- Objective
Extract the records below word for word and ignore the images.

- Records provided
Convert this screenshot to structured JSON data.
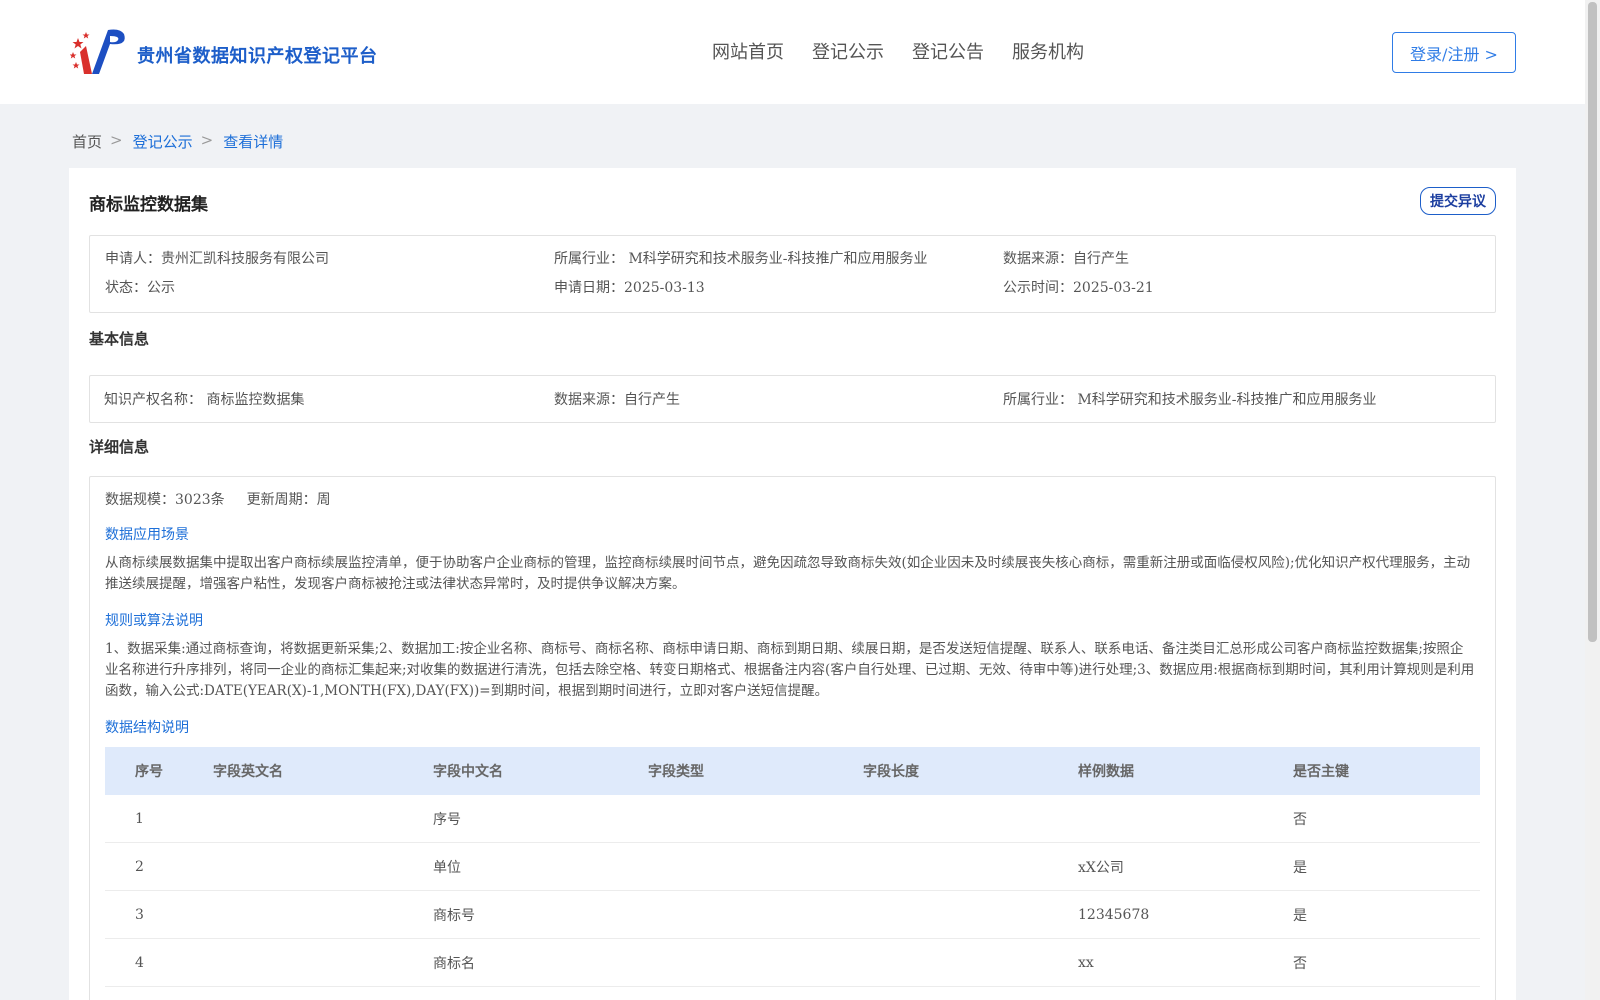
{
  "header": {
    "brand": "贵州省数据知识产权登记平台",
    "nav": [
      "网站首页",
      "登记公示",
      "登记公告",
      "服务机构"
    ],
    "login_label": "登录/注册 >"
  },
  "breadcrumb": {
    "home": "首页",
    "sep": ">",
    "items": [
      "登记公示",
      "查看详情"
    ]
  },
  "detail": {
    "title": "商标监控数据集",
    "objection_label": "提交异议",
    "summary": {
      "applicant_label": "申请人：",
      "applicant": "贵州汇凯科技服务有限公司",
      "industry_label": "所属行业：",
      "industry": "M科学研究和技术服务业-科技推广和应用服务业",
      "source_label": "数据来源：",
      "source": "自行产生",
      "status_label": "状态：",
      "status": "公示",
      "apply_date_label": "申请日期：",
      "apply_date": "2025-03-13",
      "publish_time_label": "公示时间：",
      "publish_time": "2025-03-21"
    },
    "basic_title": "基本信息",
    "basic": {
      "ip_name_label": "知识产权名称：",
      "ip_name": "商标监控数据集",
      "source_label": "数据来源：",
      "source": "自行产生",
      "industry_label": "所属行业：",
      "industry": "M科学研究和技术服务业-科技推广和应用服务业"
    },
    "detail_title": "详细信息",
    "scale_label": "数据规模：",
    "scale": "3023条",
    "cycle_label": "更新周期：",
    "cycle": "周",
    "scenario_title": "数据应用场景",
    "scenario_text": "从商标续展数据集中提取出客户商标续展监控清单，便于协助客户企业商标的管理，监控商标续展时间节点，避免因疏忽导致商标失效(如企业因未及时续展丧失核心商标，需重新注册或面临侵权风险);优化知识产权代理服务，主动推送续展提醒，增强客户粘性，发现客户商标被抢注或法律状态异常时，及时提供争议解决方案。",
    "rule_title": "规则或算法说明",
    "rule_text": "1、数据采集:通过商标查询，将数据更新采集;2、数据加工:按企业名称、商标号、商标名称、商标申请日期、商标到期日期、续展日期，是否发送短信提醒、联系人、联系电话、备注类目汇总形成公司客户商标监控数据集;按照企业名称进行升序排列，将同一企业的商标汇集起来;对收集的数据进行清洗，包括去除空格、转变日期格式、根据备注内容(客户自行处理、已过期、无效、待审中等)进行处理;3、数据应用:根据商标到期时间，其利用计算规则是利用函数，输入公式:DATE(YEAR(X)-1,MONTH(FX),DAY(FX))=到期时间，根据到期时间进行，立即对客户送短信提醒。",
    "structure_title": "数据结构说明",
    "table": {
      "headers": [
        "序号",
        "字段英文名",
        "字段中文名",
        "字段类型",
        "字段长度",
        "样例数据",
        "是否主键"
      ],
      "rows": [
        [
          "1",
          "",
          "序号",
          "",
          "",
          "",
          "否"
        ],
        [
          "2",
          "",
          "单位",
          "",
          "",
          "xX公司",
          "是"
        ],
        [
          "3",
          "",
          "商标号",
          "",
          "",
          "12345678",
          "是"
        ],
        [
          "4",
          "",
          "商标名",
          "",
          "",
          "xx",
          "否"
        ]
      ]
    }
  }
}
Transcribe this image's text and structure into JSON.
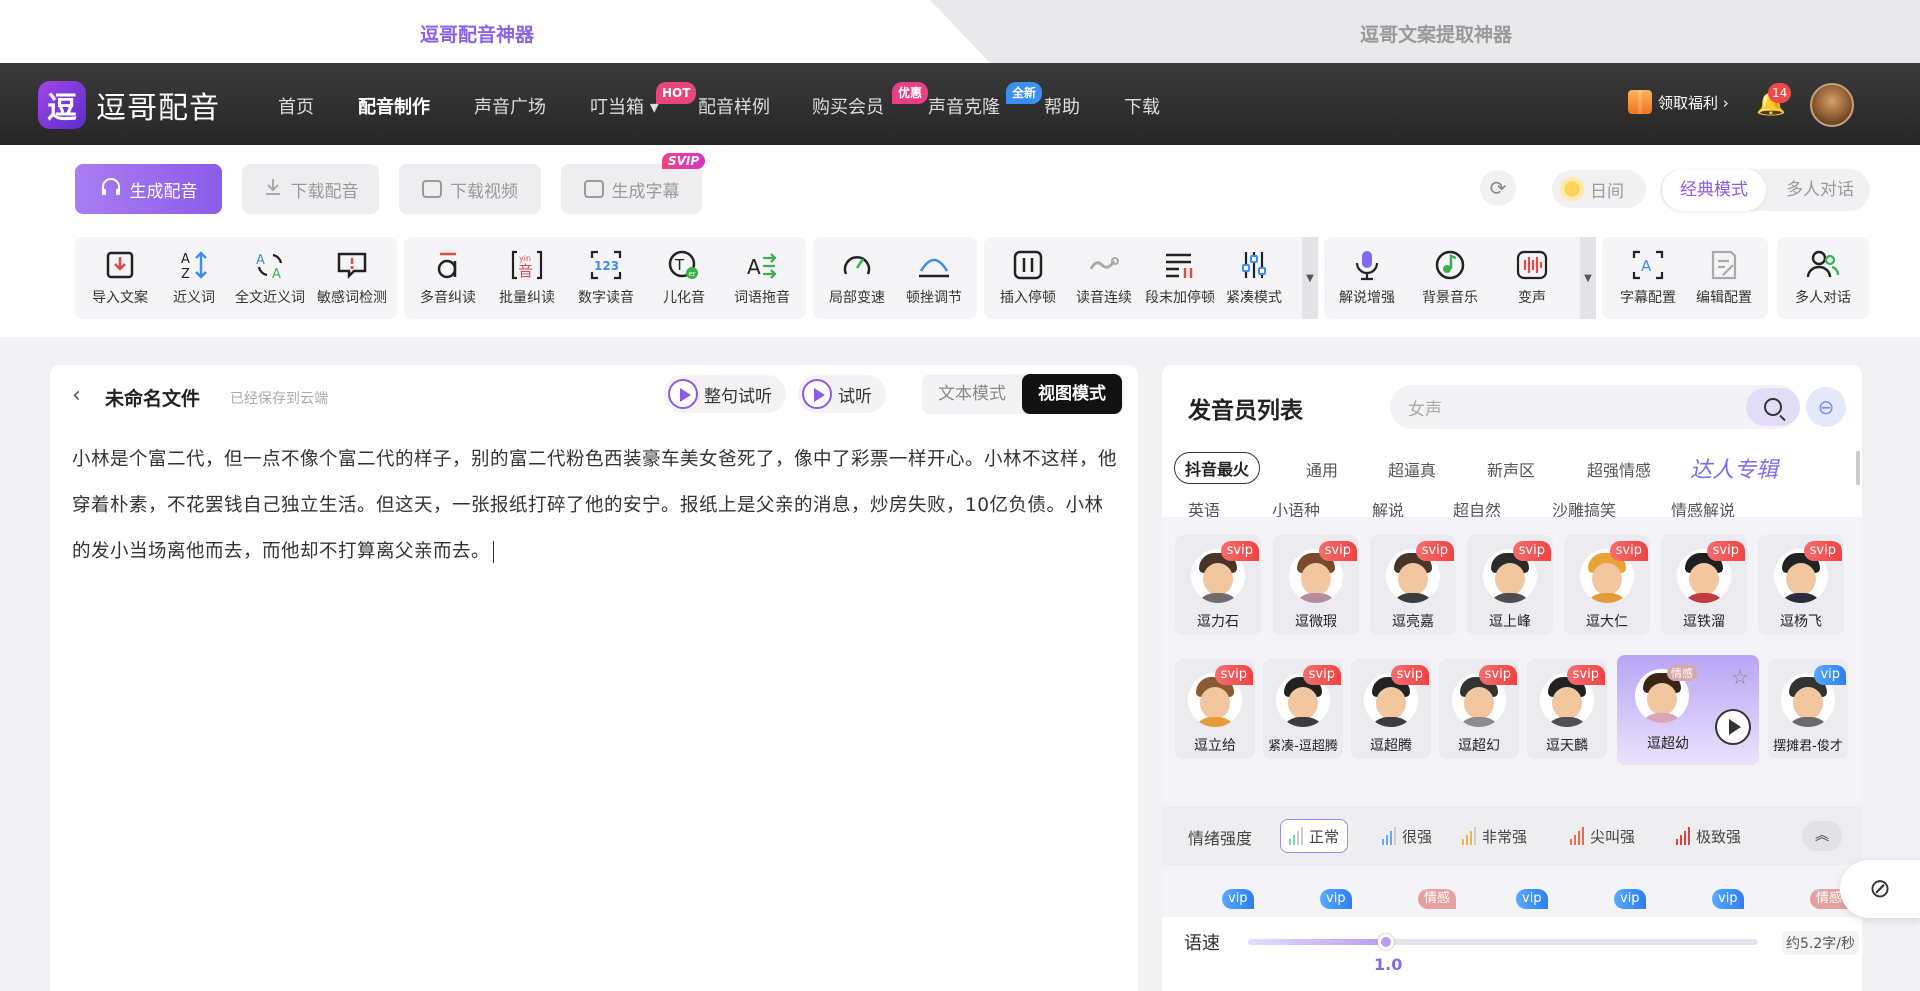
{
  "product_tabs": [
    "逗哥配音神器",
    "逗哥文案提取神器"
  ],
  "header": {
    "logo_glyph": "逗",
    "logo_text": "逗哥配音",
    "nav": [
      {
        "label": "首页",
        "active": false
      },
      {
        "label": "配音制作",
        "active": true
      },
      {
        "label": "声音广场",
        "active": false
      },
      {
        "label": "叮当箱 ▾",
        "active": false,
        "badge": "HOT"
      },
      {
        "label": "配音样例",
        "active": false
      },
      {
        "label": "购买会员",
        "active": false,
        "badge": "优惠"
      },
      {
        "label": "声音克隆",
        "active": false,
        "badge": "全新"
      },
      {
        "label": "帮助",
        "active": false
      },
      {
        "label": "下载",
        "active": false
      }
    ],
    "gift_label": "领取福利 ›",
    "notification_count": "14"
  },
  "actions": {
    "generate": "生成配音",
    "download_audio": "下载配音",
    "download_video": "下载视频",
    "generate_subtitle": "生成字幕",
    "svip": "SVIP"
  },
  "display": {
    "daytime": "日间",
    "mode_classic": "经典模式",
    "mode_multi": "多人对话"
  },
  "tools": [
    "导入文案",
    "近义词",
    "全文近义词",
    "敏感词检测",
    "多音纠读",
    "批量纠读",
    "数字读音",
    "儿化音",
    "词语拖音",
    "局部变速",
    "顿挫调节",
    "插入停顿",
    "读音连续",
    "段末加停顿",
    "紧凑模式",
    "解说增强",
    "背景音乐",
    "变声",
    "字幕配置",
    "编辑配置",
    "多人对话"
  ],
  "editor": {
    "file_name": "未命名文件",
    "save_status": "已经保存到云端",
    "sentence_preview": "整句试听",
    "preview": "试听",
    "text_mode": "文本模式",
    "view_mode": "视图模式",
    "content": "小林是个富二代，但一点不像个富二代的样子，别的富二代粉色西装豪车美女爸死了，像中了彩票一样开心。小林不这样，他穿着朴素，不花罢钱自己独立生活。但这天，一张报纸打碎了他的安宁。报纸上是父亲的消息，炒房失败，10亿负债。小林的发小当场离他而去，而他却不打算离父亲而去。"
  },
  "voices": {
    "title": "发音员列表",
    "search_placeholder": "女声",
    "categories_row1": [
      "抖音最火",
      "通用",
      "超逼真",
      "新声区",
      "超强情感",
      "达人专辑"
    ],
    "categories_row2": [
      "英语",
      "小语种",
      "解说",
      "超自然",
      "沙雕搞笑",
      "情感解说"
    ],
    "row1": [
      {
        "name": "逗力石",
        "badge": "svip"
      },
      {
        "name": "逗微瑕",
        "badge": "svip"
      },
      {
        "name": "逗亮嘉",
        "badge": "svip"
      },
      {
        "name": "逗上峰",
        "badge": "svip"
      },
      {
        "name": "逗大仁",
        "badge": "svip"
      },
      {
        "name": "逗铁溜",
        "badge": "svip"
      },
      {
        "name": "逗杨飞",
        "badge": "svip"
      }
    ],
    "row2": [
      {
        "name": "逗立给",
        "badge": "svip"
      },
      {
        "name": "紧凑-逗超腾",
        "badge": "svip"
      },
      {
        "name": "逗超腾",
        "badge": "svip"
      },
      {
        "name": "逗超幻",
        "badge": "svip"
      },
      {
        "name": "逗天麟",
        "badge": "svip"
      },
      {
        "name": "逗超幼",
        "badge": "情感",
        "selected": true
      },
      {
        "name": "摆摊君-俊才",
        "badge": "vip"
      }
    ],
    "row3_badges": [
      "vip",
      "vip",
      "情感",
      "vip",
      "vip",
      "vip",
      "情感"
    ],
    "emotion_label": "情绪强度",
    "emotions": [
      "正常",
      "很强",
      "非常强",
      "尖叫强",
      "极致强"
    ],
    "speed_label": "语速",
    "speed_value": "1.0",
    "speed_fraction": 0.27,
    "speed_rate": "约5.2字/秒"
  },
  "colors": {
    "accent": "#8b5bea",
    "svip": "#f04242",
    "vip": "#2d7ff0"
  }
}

- The output
Convert this screenshot to structured JSON data.
{
  "header": {
    "brand": "贵州省数据知识产权登记平台",
    "nav": [
      "网站首页",
      "登记公示",
      "登记公告",
      "服务机构"
    ],
    "login_label": "登录/注册 >"
  },
  "breadcrumb": {
    "home": "首页",
    "sep": ">",
    "items": [
      "登记公示",
      "查看详情"
    ]
  },
  "detail": {
    "title": "商标监控数据集",
    "objection_label": "提交异议",
    "summary": {
      "applicant_label": "申请人：",
      "applicant": "贵州汇凯科技服务有限公司",
      "industry_label": "所属行业：",
      "industry": "M科学研究和技术服务业-科技推广和应用服务业",
      "source_label": "数据来源：",
      "source": "自行产生",
      "status_label": "状态：",
      "status": "公示",
      "apply_date_label": "申请日期：",
      "apply_date": "2025-03-13",
      "publish_time_label": "公示时间：",
      "publish_time": "2025-03-21"
    },
    "basic_title": "基本信息",
    "basic": {
      "ip_name_label": "知识产权名称：",
      "ip_name": "商标监控数据集",
      "source_label": "数据来源：",
      "source": "自行产生",
      "industry_label": "所属行业：",
      "industry": "M科学研究和技术服务业-科技推广和应用服务业"
    },
    "detail_title": "详细信息",
    "scale_label": "数据规模：",
    "scale": "3023条",
    "cycle_label": "更新周期：",
    "cycle": "周",
    "scenario_title": "数据应用场景",
    "scenario_text": "从商标续展数据集中提取出客户商标续展监控清单，便于协助客户企业商标的管理，监控商标续展时间节点，避免因疏忽导致商标失效(如企业因未及时续展丧失核心商标，需重新注册或面临侵权风险);优化知识产权代理服务，主动推送续展提醒，增强客户粘性，发现客户商标被抢注或法律状态异常时，及时提供争议解决方案。",
    "rule_title": "规则或算法说明",
    "rule_text": "1、数据采集:通过商标查询，将数据更新采集;2、数据加工:按企业名称、商标号、商标名称、商标申请日期、商标到期日期、续展日期，是否发送短信提醒、联系人、联系电话、备注类目汇总形成公司客户商标监控数据集;按照企业名称进行升序排列，将同一企业的商标汇集起来;对收集的数据进行清洗，包括去除空格、转变日期格式、根据备注内容(客户自行处理、已过期、无效、待审中等)进行处理;3、数据应用:根据商标到期时间，其利用计算规则是利用函数，输入公式:DATE(YEAR(X)-1,MONTH(FX),DAY(FX))=到期时间，根据到期时间进行，立即对客户送短信提醒。",
    "structure_title": "数据结构说明",
    "table": {
      "headers": [
        "序号",
        "字段英文名",
        "字段中文名",
        "字段类型",
        "字段长度",
        "样例数据",
        "是否主键"
      ],
      "rows": [
        [
          "1",
          "",
          "序号",
          "",
          "",
          "",
          "否"
        ],
        [
          "2",
          "",
          "单位",
          "",
          "",
          "xX公司",
          "是"
        ],
        [
          "3",
          "",
          "商标号",
          "",
          "",
          "12345678",
          "是"
        ],
        [
          "4",
          "",
          "商标名",
          "",
          "",
          "xx",
          "否"
        ]
      ]
    }
  }
}
Transcribe this image's text and structure into JSON.
{
  "product_tabs": [
    "逗哥配音神器",
    "逗哥文案提取神器"
  ],
  "header": {
    "logo_glyph": "逗",
    "logo_text": "逗哥配音",
    "nav": [
      {
        "label": "首页",
        "active": false
      },
      {
        "label": "配音制作",
        "active": true
      },
      {
        "label": "声音广场",
        "active": false
      },
      {
        "label": "叮当箱 ▾",
        "active": false,
        "badge": "HOT"
      },
      {
        "label": "配音样例",
        "active": false
      },
      {
        "label": "购买会员",
        "active": false,
        "badge": "优惠"
      },
      {
        "label": "声音克隆",
        "active": false,
        "badge": "全新"
      },
      {
        "label": "帮助",
        "active": false
      },
      {
        "label": "下载",
        "active": false
      }
    ],
    "gift_label": "领取福利 ›",
    "notification_count": "14"
  },
  "actions": {
    "generate": "生成配音",
    "download_audio": "下载配音",
    "download_video": "下载视频",
    "generate_subtitle": "生成字幕",
    "svip": "SVIP"
  },
  "display": {
    "daytime": "日间",
    "mode_classic": "经典模式",
    "mode_multi": "多人对话"
  },
  "tools": [
    "导入文案",
    "近义词",
    "全文近义词",
    "敏感词检测",
    "多音纠读",
    "批量纠读",
    "数字读音",
    "儿化音",
    "词语拖音",
    "局部变速",
    "顿挫调节",
    "插入停顿",
    "读音连续",
    "段末加停顿",
    "紧凑模式",
    "解说增强",
    "背景音乐",
    "变声",
    "字幕配置",
    "编辑配置",
    "多人对话"
  ],
  "editor": {
    "file_name": "未命名文件",
    "save_status": "已经保存到云端",
    "sentence_preview": "整句试听",
    "preview": "试听",
    "text_mode": "文本模式",
    "view_mode": "视图模式",
    "content": "小林是个富二代，但一点不像个富二代的样子，别的富二代粉色西装豪车美女爸死了，像中了彩票一样开心。小林不这样，他穿着朴素，不花罢钱自己独立生活。但这天，一张报纸打碎了他的安宁。报纸上是父亲的消息，炒房失败，10亿负债。小林的发小当场离他而去，而他却不打算离父亲而去。"
  },
  "voices": {
    "title": "发音员列表",
    "search_placeholder": "女声",
    "categories_row1": [
      "抖音最火",
      "通用",
      "超逼真",
      "新声区",
      "超强情感",
      "达人专辑"
    ],
    "categories_row2": [
      "英语",
      "小语种",
      "解说",
      "超自然",
      "沙雕搞笑",
      "情感解说"
    ],
    "row1": [
      {
        "name": "逗力石",
        "badge": "svip"
      },
      {
        "name": "逗微瑕",
        "badge": "svip"
      },
      {
        "name": "逗亮嘉",
        "badge": "svip"
      },
      {
        "name": "逗上峰",
        "badge": "svip"
      },
      {
        "name": "逗大仁",
        "badge": "svip"
      },
      {
        "name": "逗铁溜",
        "badge": "svip"
      },
      {
        "name": "逗杨飞",
        "badge": "svip"
      }
    ],
    "row2": [
      {
        "name": "逗立给",
        "badge": "svip"
      },
      {
        "name": "紧凑-逗超腾",
        "badge": "svip"
      },
      {
        "name": "逗超腾",
        "badge": "svip"
      },
      {
        "name": "逗超幻",
        "badge": "svip"
      },
      {
        "name": "逗天麟",
        "badge": "svip"
      },
      {
        "name": "逗超幼",
        "badge": "情感",
        "selected": true
      },
      {
        "name": "摆摊君-俊才",
        "badge": "vip"
      }
    ],
    "row3_badges": [
      "vip",
      "vip",
      "情感",
      "vip",
      "vip",
      "vip",
      "情感"
    ],
    "emotion_label": "情绪强度",
    "emotions": [
      "正常",
      "很强",
      "非常强",
      "尖叫强",
      "极致强"
    ],
    "speed_label": "语速",
    "speed_value": "1.0",
    "speed_fraction": 0.27,
    "speed_rate": "约5.2字/秒"
  },
  "colors": {
    "accent": "#8b5bea",
    "svip": "#f04242",
    "vip": "#2d7ff0"
  }
}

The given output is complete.